AIM OF THE EXERCISE » Retype everything in the listing, leaving each line exactly as it is.

DATA TO PROCESS »

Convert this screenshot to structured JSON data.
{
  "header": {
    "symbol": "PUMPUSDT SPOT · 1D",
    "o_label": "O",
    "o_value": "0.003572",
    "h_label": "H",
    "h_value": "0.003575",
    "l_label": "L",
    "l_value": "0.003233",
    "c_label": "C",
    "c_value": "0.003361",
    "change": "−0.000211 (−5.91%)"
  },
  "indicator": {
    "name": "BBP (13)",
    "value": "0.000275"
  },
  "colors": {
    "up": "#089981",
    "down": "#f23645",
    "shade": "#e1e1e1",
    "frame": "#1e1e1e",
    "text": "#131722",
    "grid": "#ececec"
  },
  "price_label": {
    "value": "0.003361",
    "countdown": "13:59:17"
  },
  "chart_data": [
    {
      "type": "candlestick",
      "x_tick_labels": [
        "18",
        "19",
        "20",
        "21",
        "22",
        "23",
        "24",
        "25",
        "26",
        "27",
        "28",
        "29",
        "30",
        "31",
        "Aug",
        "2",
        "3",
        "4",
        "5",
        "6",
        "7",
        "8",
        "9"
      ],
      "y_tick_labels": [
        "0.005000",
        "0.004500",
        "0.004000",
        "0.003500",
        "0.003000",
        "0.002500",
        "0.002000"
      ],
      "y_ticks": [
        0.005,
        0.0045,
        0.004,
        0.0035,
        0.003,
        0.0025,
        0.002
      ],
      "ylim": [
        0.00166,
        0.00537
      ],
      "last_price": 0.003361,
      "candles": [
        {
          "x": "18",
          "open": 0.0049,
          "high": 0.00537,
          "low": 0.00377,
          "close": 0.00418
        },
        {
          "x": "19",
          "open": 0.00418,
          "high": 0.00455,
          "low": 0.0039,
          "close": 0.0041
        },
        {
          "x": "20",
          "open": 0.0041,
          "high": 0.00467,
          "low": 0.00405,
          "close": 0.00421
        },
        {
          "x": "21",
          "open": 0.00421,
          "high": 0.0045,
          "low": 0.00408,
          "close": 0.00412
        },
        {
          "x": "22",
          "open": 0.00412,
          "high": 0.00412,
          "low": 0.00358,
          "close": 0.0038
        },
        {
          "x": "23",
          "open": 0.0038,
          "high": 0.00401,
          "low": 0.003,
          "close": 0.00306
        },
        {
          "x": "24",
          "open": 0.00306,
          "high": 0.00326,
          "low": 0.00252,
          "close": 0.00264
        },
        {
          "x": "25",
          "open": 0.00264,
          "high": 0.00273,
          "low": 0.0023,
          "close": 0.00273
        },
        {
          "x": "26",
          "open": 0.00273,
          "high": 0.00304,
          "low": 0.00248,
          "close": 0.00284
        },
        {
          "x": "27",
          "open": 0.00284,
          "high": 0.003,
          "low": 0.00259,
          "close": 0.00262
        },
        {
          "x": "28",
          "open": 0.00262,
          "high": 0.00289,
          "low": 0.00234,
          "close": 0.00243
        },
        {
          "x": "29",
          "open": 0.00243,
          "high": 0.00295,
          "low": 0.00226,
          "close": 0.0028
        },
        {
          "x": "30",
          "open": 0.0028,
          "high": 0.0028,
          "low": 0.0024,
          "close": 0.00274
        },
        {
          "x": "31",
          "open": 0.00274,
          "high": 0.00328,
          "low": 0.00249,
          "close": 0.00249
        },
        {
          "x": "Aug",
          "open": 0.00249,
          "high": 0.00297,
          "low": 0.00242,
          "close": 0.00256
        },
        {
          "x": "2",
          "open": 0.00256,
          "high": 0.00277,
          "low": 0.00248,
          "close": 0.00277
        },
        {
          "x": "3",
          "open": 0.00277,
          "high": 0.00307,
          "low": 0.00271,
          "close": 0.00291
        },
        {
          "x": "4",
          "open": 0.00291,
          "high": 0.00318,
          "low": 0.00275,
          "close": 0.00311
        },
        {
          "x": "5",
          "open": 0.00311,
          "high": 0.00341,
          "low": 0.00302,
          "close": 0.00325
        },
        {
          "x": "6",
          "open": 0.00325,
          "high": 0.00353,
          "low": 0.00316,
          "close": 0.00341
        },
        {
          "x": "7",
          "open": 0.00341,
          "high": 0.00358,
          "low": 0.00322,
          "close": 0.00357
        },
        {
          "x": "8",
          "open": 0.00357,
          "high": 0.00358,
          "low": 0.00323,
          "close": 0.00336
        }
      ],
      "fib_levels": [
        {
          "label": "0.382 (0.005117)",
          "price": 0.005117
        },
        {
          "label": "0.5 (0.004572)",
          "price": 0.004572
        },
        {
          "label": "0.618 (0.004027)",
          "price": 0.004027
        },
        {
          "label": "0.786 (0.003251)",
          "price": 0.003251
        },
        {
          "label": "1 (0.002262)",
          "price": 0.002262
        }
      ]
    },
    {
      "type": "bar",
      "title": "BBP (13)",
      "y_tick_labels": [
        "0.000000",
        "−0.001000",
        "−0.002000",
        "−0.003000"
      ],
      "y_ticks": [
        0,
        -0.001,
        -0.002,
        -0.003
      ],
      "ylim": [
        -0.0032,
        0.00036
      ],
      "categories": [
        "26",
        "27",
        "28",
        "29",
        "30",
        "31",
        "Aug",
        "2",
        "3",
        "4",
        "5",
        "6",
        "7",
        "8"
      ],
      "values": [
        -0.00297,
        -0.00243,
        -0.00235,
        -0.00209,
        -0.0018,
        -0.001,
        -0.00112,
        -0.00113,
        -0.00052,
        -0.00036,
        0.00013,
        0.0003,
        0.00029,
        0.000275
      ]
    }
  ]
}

EXERCISE OUTPUT »
Convert this screenshot to structured JSON data.
{
  "header": {
    "symbol": "PUMPUSDT SPOT · 1D",
    "o_label": "O",
    "o_value": "0.003572",
    "h_label": "H",
    "h_value": "0.003575",
    "l_label": "L",
    "l_value": "0.003233",
    "c_label": "C",
    "c_value": "0.003361",
    "change": "−0.000211 (−5.91%)"
  },
  "indicator": {
    "name": "BBP (13)",
    "value": "0.000275"
  },
  "colors": {
    "up": "#089981",
    "down": "#f23645",
    "shade": "#e1e1e1",
    "frame": "#1e1e1e",
    "text": "#131722",
    "grid": "#ececec"
  },
  "price_label": {
    "value": "0.003361",
    "countdown": "13:59:17"
  },
  "chart_data": [
    {
      "type": "candlestick",
      "x_tick_labels": [
        "18",
        "19",
        "20",
        "21",
        "22",
        "23",
        "24",
        "25",
        "26",
        "27",
        "28",
        "29",
        "30",
        "31",
        "Aug",
        "2",
        "3",
        "4",
        "5",
        "6",
        "7",
        "8",
        "9"
      ],
      "y_tick_labels": [
        "0.005000",
        "0.004500",
        "0.004000",
        "0.003500",
        "0.003000",
        "0.002500",
        "0.002000"
      ],
      "y_ticks": [
        0.005,
        0.0045,
        0.004,
        0.0035,
        0.003,
        0.0025,
        0.002
      ],
      "ylim": [
        0.00166,
        0.00537
      ],
      "last_price": 0.003361,
      "candles": [
        {
          "x": "18",
          "open": 0.0049,
          "high": 0.00537,
          "low": 0.00377,
          "close": 0.00418
        },
        {
          "x": "19",
          "open": 0.00418,
          "high": 0.00455,
          "low": 0.0039,
          "close": 0.0041
        },
        {
          "x": "20",
          "open": 0.0041,
          "high": 0.00467,
          "low": 0.00405,
          "close": 0.00421
        },
        {
          "x": "21",
          "open": 0.00421,
          "high": 0.0045,
          "low": 0.00408,
          "close": 0.00412
        },
        {
          "x": "22",
          "open": 0.00412,
          "high": 0.00412,
          "low": 0.00358,
          "close": 0.0038
        },
        {
          "x": "23",
          "open": 0.0038,
          "high": 0.00401,
          "low": 0.003,
          "close": 0.00306
        },
        {
          "x": "24",
          "open": 0.00306,
          "high": 0.00326,
          "low": 0.00252,
          "close": 0.00264
        },
        {
          "x": "25",
          "open": 0.00264,
          "high": 0.00273,
          "low": 0.0023,
          "close": 0.00273
        },
        {
          "x": "26",
          "open": 0.00273,
          "high": 0.00304,
          "low": 0.00248,
          "close": 0.00284
        },
        {
          "x": "27",
          "open": 0.00284,
          "high": 0.003,
          "low": 0.00259,
          "close": 0.00262
        },
        {
          "x": "28",
          "open": 0.00262,
          "high": 0.00289,
          "low": 0.00234,
          "close": 0.00243
        },
        {
          "x": "29",
          "open": 0.00243,
          "high": 0.00295,
          "low": 0.00226,
          "close": 0.0028
        },
        {
          "x": "30",
          "open": 0.0028,
          "high": 0.0028,
          "low": 0.0024,
          "close": 0.00274
        },
        {
          "x": "31",
          "open": 0.00274,
          "high": 0.00328,
          "low": 0.00249,
          "close": 0.00249
        },
        {
          "x": "Aug",
          "open": 0.00249,
          "high": 0.00297,
          "low": 0.00242,
          "close": 0.00256
        },
        {
          "x": "2",
          "open": 0.00256,
          "high": 0.00277,
          "low": 0.00248,
          "close": 0.00277
        },
        {
          "x": "3",
          "open": 0.00277,
          "high": 0.00307,
          "low": 0.00271,
          "close": 0.00291
        },
        {
          "x": "4",
          "open": 0.00291,
          "high": 0.00318,
          "low": 0.00275,
          "close": 0.00311
        },
        {
          "x": "5",
          "open": 0.00311,
          "high": 0.00341,
          "low": 0.00302,
          "close": 0.00325
        },
        {
          "x": "6",
          "open": 0.00325,
          "high": 0.00353,
          "low": 0.00316,
          "close": 0.00341
        },
        {
          "x": "7",
          "open": 0.00341,
          "high": 0.00358,
          "low": 0.00322,
          "close": 0.00357
        },
        {
          "x": "8",
          "open": 0.00357,
          "high": 0.00358,
          "low": 0.00323,
          "close": 0.00336
        }
      ],
      "fib_levels": [
        {
          "label": "0.382 (0.005117)",
          "price": 0.005117
        },
        {
          "label": "0.5 (0.004572)",
          "price": 0.004572
        },
        {
          "label": "0.618 (0.004027)",
          "price": 0.004027
        },
        {
          "label": "0.786 (0.003251)",
          "price": 0.003251
        },
        {
          "label": "1 (0.002262)",
          "price": 0.002262
        }
      ]
    },
    {
      "type": "bar",
      "title": "BBP (13)",
      "y_tick_labels": [
        "0.000000",
        "−0.001000",
        "−0.002000",
        "−0.003000"
      ],
      "y_ticks": [
        0,
        -0.001,
        -0.002,
        -0.003
      ],
      "ylim": [
        -0.0032,
        0.00036
      ],
      "categories": [
        "26",
        "27",
        "28",
        "29",
        "30",
        "31",
        "Aug",
        "2",
        "3",
        "4",
        "5",
        "6",
        "7",
        "8"
      ],
      "values": [
        -0.00297,
        -0.00243,
        -0.00235,
        -0.00209,
        -0.0018,
        -0.001,
        -0.00112,
        -0.00113,
        -0.00052,
        -0.00036,
        0.00013,
        0.0003,
        0.00029,
        0.000275
      ]
    }
  ]
}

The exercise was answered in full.